*Exercise input:*
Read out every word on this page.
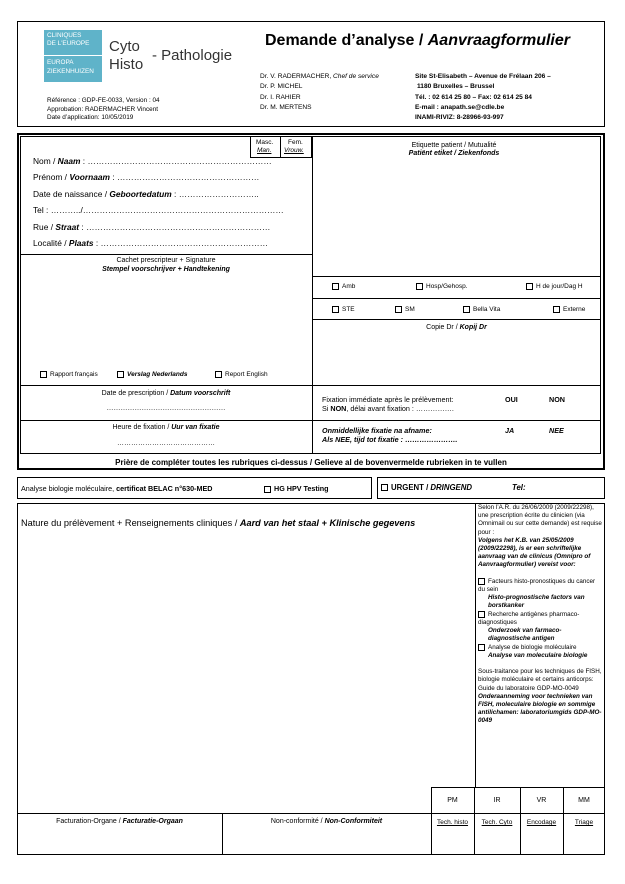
CLINIQUES
DE L'EUROPE
EUROPA
ZIEKENHUIZEN
Cyto
Histo
- Pathologie
Demande d’analyse / Aanvraagformulier
Dr. V. RADERMACHER, Chef de service
Dr. P. MICHEL
Dr. I. RAHIER
Dr. M. MERTENS
Site St-Elisabeth – Avenue de Frélaan 206 –
1180 Bruxelles – Brussel
Tél. : 02 614 25 80 – Fax: 02 614 25 84
E-mail : anapath.se@cdle.be
INAMI-RIVIZ: 8-28966-93-997
Référence : GDP-FE-0033, Version : 04
Approbation: RADERMACHER Vincent
Date d’application: 10/05/2019
Masc.
Man.
Fem.
Vrouw.
Nom / Naam : …………………………………………………………
Prénom / Voornaam : ……………………………………………
Date de naissance / Geboortedatum : ………………………..
Tel : ………../………………………………………………………………
Rue / Straat : …………………………………………………………
Localité / Plaats : ……………………………………………………
Etiquette patient / Mutualité
Patiënt etiket / Ziekenfonds
Cachet prescripteur + Signature
Stempel voorschrijver + Handtekening
Amb	Hosp/Gehosp.	H de jour/Dag H
STE	SM	Bella Vita	Externe
Copie Dr / Kopij Dr
Rapport français	Verslag Nederlands	Report English
Date de prescription / Datum voorschrift
……………………………………………
Fixation immédiate après le prélèvement:
Si NON, délai avant fixation : …………….
OUI	NON
Heure de fixation / Uur van fixatie
……………………………………
Onmiddellijke fixatie na afname:
Als NEE, tijd tot fixatie : ………………….
JA	NEE
Prière de compléter toutes les rubriques ci-dessus / Gelieve al de bovenvermelde rubrieken in te vullen
Analyse biologie moléculaire, certificat BELAC n°630-MED	HG HPV Testing	URGENT / DRINGEND	Tel:
Nature du prélèvement + Renseignements cliniques / Aard van het staal + Klinische gegevens

Selon l’A.R. du 26/06/2009 (2009/22298), une prescription écrite du clinicien (via Omnimail ou sur cette demande) est requise pour :

Volgens het K.B. van 25/05/2009 (2009/22298), is er een schriftelijke aanvraag van de clinicus (Omnipro of Aanvraagformulier) vereist voor:

Facteurs histo-pronostiques du cancer du sein

Histo-prognostische factors van borstkanker

Recherche antigènes pharmaco-diagnostiques

Onderzoek van farmaco-diagnostische antigen

Analyse de biologie moléculaire

Analyse van moleculaire biologie

Sous-traitance pour les techniques de FISH, biologie moléculaire et certains anticorps: Guide du laboratoire GDP-MO-0049

Onderaanneming voor technieken van FISH, moleculaire biologie en sommige antilichamen: laboratoriumgids GDP-MO-0049

PM	IR	VR	MM
Tech. histo	Tech. Cyto	Encodage	Triage
Facturation-Organe / Facturatie-Orgaan	Non-conformité / Non-Conformiteit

*What to do:* From the data above, copy out every line with the string "moléculaire" in it.

*Completed task:*
Analyse biologie moléculaire, certificat BELAC n°630-MED	HG HPV Testing	URGENT / DRINGEND	Tel:
Analyse de biologie moléculaire
Sous-traitance pour les techniques de FISH, biologie moléculaire et certains anticorps: Guide du laboratoire GDP-MO-0049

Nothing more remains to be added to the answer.